• Exercise
Return every record exactly as written.

======== Input rows ========

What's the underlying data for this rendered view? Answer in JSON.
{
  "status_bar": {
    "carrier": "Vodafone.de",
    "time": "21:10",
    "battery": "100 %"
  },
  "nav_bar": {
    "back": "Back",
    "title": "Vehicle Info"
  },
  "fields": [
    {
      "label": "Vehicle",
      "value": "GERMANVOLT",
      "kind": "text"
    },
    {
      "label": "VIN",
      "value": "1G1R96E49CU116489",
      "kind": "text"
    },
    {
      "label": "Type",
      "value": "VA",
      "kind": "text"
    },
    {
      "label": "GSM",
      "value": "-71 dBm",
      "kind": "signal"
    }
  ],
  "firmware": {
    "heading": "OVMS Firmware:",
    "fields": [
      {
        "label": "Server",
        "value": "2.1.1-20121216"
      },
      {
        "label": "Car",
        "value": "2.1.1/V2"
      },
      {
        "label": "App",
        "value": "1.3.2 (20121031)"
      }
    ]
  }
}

========

• Written answer
What's the underlying data for this rendered view? Answer in JSON.
{
  "status_bar": {
    "carrier": "Vodafone.de",
    "time": "21:10",
    "battery": "100 %"
  },
  "nav_bar": {
    "back": "Back",
    "title": "Vehicle Info"
  },
  "fields": [
    {
      "label": "Vehicle",
      "value": "GERMANVOLT",
      "kind": "text"
    },
    {
      "label": "VIN",
      "value": "1G1R96E49CU116489",
      "kind": "text"
    },
    {
      "label": "Type",
      "value": "VA",
      "kind": "text"
    },
    {
      "label": "GSM",
      "value": "-71 dBm",
      "kind": "signal"
    }
  ],
  "firmware": {
    "heading": "OVMS Firmware:",
    "fields": [
      {
        "label": "Server",
        "value": "2.1.1-20121216"
      },
      {
        "label": "Car",
        "value": "2.1.1/V2"
      },
      {
        "label": "App",
        "value": "1.3.2 (20121031)"
      }
    ]
  }
}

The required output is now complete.